== Entries provided ==
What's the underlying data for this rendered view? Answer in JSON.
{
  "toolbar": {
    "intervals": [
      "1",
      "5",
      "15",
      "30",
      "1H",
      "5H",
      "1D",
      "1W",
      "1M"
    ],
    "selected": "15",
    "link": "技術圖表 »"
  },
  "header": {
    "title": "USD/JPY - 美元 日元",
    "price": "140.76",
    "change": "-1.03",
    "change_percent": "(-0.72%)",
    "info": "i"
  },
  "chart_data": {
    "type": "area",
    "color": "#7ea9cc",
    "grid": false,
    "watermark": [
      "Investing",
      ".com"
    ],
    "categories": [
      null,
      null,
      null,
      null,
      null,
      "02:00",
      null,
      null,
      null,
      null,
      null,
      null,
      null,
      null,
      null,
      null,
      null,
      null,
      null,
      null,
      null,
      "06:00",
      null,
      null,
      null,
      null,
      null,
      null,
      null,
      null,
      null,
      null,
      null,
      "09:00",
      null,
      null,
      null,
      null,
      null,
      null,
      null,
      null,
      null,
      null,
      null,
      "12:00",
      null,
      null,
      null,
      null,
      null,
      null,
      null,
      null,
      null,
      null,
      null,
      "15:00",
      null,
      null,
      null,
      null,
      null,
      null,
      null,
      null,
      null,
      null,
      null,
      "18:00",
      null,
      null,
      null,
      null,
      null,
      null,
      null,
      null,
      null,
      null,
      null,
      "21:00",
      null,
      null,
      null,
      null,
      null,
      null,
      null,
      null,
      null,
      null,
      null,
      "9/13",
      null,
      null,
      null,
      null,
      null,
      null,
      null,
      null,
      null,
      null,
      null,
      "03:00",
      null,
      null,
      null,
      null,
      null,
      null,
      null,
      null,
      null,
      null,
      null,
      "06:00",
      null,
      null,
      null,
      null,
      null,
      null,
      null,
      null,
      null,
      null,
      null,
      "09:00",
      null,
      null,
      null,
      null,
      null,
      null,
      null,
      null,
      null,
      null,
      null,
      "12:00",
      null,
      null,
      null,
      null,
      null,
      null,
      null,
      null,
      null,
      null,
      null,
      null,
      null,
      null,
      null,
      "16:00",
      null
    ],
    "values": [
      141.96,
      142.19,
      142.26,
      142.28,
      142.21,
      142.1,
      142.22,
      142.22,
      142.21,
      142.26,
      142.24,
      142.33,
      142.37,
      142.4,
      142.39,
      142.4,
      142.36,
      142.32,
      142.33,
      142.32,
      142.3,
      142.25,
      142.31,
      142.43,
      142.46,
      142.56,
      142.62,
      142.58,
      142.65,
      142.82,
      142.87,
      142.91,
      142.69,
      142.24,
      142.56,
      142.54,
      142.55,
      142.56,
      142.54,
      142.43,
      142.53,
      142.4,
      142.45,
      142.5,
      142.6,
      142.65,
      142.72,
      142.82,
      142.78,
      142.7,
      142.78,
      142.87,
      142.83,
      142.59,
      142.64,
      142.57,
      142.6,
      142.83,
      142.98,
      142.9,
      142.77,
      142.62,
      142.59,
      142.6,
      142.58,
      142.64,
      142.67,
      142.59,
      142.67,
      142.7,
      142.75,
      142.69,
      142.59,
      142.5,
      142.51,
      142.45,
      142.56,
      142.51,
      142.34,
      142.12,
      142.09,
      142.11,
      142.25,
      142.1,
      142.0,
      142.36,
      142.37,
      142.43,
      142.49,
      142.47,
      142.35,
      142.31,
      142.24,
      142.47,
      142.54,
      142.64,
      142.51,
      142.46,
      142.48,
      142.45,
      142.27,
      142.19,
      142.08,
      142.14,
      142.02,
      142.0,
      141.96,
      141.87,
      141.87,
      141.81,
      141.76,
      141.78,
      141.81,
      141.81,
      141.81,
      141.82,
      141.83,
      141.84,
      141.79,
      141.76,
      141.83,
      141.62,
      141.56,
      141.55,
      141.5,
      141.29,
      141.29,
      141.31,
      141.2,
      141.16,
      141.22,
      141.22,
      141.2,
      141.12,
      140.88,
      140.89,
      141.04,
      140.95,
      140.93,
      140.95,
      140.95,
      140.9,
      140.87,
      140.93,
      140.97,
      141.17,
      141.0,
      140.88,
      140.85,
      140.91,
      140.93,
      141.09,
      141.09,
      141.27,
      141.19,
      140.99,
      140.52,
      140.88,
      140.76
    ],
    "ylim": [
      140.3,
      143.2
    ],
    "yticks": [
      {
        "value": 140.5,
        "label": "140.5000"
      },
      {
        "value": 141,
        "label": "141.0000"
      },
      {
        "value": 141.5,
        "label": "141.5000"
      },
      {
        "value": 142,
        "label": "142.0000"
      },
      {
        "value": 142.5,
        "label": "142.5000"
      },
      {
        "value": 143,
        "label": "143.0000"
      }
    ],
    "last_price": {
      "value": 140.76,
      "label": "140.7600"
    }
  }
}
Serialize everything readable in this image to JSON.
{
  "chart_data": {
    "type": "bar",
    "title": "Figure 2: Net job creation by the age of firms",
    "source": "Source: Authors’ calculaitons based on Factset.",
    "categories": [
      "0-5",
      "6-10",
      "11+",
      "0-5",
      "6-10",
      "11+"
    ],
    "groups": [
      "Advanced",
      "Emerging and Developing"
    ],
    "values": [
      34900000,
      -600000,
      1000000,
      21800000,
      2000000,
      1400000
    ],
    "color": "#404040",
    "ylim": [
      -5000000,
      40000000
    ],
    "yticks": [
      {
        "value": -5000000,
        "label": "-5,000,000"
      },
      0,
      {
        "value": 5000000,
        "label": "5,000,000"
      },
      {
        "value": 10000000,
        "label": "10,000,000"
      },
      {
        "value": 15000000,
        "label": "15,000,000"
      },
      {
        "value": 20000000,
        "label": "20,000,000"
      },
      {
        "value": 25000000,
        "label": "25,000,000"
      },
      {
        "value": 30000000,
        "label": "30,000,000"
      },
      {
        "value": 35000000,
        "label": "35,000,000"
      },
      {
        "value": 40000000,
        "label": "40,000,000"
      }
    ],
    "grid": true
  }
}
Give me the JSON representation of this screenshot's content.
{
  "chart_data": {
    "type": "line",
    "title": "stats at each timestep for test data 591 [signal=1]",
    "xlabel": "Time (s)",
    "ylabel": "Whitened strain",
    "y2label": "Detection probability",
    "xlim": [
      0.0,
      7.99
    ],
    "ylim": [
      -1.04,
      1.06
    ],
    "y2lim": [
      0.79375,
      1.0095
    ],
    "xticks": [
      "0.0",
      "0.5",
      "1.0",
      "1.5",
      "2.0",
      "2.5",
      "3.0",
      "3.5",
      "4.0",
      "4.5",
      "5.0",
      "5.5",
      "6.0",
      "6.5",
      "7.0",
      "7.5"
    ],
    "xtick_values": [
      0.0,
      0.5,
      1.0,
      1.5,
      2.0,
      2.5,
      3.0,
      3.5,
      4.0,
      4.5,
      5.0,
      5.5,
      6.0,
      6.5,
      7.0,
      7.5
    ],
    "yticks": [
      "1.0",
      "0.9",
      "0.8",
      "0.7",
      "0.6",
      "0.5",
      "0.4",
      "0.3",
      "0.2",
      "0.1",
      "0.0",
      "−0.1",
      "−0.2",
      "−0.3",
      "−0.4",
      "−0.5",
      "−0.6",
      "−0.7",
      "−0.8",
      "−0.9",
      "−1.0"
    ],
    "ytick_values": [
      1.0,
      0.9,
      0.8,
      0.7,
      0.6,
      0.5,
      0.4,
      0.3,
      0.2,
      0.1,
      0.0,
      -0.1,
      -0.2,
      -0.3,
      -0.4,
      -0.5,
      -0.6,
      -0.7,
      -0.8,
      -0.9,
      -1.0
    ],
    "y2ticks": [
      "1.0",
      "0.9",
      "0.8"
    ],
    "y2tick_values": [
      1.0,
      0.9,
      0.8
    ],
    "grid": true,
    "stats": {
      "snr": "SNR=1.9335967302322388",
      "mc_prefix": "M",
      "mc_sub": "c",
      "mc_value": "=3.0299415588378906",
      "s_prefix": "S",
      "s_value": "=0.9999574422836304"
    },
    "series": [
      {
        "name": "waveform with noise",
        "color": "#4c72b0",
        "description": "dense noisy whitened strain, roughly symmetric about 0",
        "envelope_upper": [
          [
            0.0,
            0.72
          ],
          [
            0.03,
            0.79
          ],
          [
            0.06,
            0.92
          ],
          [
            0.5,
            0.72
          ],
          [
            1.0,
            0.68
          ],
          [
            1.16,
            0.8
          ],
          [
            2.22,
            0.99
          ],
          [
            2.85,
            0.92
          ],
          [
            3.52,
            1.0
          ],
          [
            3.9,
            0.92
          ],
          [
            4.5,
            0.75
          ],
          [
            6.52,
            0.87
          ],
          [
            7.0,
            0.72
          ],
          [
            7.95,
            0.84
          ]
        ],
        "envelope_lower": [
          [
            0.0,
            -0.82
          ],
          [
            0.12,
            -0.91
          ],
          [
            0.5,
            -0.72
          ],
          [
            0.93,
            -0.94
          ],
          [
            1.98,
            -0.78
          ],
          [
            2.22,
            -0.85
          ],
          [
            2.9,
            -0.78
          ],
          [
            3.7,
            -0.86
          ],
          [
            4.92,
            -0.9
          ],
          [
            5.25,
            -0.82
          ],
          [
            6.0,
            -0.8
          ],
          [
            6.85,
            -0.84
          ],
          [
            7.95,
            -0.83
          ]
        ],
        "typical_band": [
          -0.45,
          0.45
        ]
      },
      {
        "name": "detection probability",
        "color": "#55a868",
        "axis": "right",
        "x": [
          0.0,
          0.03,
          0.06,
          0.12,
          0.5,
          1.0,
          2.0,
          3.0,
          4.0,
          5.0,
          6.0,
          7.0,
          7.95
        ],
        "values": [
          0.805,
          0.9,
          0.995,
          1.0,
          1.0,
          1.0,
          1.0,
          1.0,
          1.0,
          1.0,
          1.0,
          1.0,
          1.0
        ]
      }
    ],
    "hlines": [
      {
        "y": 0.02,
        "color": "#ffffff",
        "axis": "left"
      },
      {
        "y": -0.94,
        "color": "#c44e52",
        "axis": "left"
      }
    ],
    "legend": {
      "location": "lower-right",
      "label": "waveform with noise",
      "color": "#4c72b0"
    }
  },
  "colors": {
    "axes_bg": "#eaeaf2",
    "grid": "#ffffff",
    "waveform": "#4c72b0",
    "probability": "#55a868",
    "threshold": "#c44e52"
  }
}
===
Check each line above for the string "with", then copy the ones that have it.

        "name": "waveform with noise",
      "label": "waveform with noise",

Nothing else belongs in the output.